** begin **

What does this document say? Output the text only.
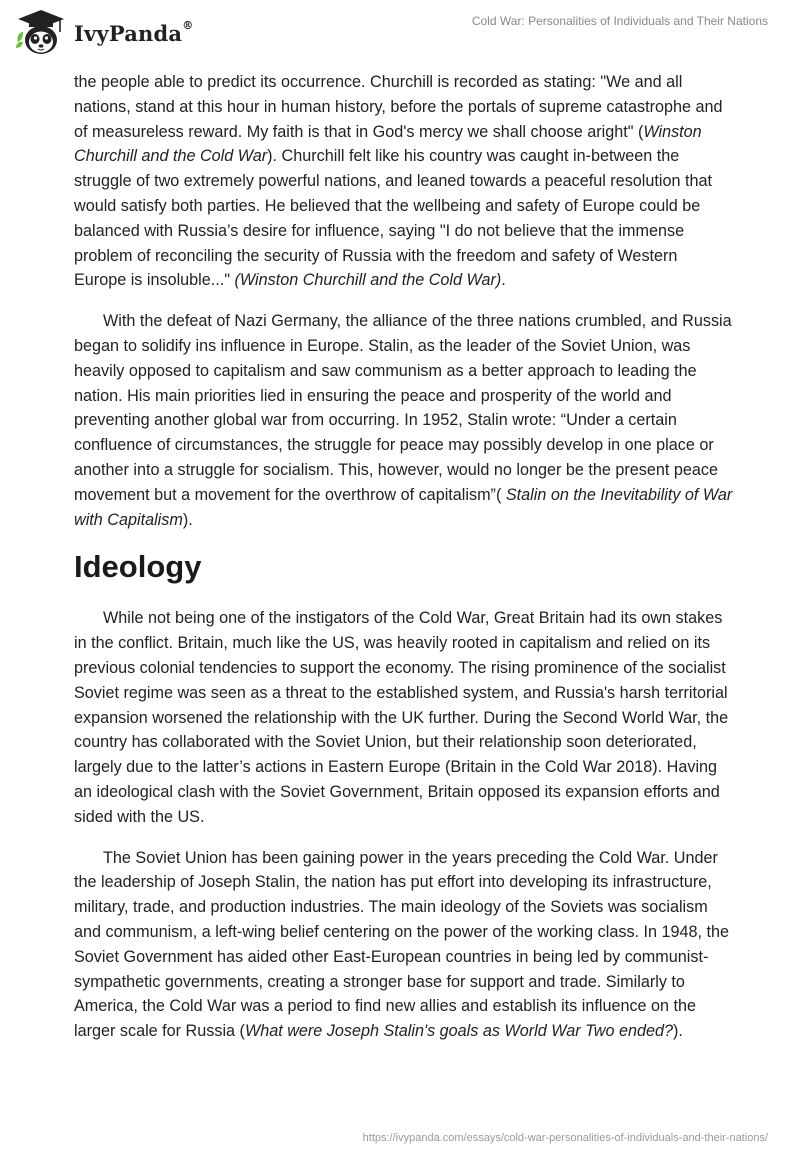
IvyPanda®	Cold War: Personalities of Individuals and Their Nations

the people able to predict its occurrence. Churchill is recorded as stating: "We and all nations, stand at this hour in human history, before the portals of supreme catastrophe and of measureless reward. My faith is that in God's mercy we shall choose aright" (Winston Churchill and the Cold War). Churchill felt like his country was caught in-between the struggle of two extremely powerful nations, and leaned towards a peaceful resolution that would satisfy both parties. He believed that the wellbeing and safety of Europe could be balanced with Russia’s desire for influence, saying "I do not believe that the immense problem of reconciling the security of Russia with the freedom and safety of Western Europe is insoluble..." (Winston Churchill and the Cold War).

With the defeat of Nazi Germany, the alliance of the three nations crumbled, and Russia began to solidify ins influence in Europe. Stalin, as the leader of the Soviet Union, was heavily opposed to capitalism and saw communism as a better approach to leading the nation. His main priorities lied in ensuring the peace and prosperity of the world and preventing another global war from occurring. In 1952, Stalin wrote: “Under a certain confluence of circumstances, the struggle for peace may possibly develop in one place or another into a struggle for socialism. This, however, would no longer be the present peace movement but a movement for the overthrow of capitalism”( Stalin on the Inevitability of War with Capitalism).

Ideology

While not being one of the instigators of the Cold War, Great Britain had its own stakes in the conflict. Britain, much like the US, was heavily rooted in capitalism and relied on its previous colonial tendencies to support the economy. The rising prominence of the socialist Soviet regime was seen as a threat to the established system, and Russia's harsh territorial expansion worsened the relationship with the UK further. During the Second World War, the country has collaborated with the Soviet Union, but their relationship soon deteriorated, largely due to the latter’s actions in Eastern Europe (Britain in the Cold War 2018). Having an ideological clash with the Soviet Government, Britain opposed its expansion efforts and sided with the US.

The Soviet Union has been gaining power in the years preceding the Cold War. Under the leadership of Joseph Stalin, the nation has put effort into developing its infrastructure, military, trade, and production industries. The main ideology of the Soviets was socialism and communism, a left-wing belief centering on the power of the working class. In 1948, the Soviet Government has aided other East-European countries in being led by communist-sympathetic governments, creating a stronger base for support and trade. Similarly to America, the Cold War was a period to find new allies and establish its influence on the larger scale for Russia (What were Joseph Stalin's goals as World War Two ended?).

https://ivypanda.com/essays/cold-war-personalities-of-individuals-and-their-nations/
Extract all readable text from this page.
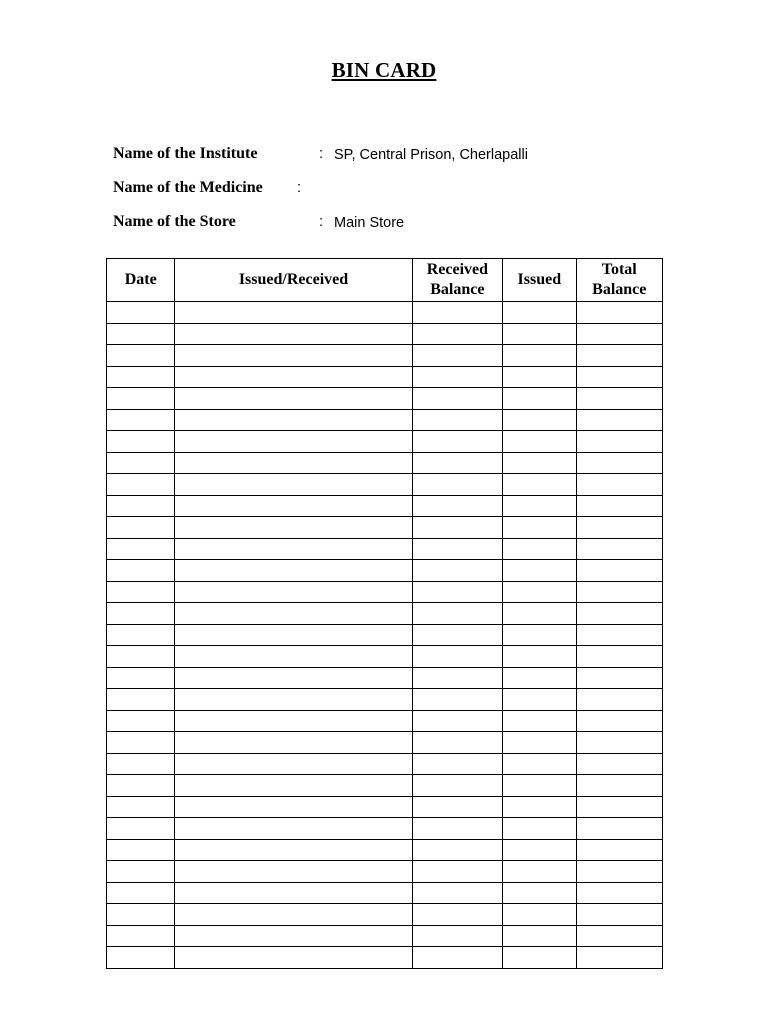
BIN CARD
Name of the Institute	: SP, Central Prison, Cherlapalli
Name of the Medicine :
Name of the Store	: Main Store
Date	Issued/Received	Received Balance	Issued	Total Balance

** end **

◆ What this task involves ◆
Transcribe the whole listing exactly. Pictures stay out of your copy.

◆ Response below ◆
What does this document say? Output the text only.
IvyPanda®	Cold War: Personalities of Individuals and Their Nations

the people able to predict its occurrence. Churchill is recorded as stating: "We and all nations, stand at this hour in human history, before the portals of supreme catastrophe and of measureless reward. My faith is that in God's mercy we shall choose aright" (Winston Churchill and the Cold War). Churchill felt like his country was caught in-between the struggle of two extremely powerful nations, and leaned towards a peaceful resolution that would satisfy both parties. He believed that the wellbeing and safety of Europe could be balanced with Russia’s desire for influence, saying "I do not believe that the immense problem of reconciling the security of Russia with the freedom and safety of Western Europe is insoluble..." (Winston Churchill and the Cold War).

With the defeat of Nazi Germany, the alliance of the three nations crumbled, and Russia began to solidify ins influence in Europe. Stalin, as the leader of the Soviet Union, was heavily opposed to capitalism and saw communism as a better approach to leading the nation. His main priorities lied in ensuring the peace and prosperity of the world and preventing another global war from occurring. In 1952, Stalin wrote: “Under a certain confluence of circumstances, the struggle for peace may possibly develop in one place or another into a struggle for socialism. This, however, would no longer be the present peace movement but a movement for the overthrow of capitalism”( Stalin on the Inevitability of War with Capitalism).

Ideology

While not being one of the instigators of the Cold War, Great Britain had its own stakes in the conflict. Britain, much like the US, was heavily rooted in capitalism and relied on its previous colonial tendencies to support the economy. The rising prominence of the socialist Soviet regime was seen as a threat to the established system, and Russia's harsh territorial expansion worsened the relationship with the UK further. During the Second World War, the country has collaborated with the Soviet Union, but their relationship soon deteriorated, largely due to the latter’s actions in Eastern Europe (Britain in the Cold War 2018). Having an ideological clash with the Soviet Government, Britain opposed its expansion efforts and sided with the US.

The Soviet Union has been gaining power in the years preceding the Cold War. Under the leadership of Joseph Stalin, the nation has put effort into developing its infrastructure, military, trade, and production industries. The main ideology of the Soviets was socialism and communism, a left-wing belief centering on the power of the working class. In 1948, the Soviet Government has aided other East-European countries in being led by communist-sympathetic governments, creating a stronger base for support and trade. Similarly to America, the Cold War was a period to find new allies and establish its influence on the larger scale for Russia (What were Joseph Stalin's goals as World War Two ended?).

https://ivypanda.com/essays/cold-war-personalities-of-individuals-and-their-nations/
Extract all readable text from this page.
BIN CARD
Name of the Institute	: SP, Central Prison, Cherlapalli
Name of the Medicine :
Name of the Store	: Main Store
Date	Issued/Received	Received Balance	Issued	Total Balance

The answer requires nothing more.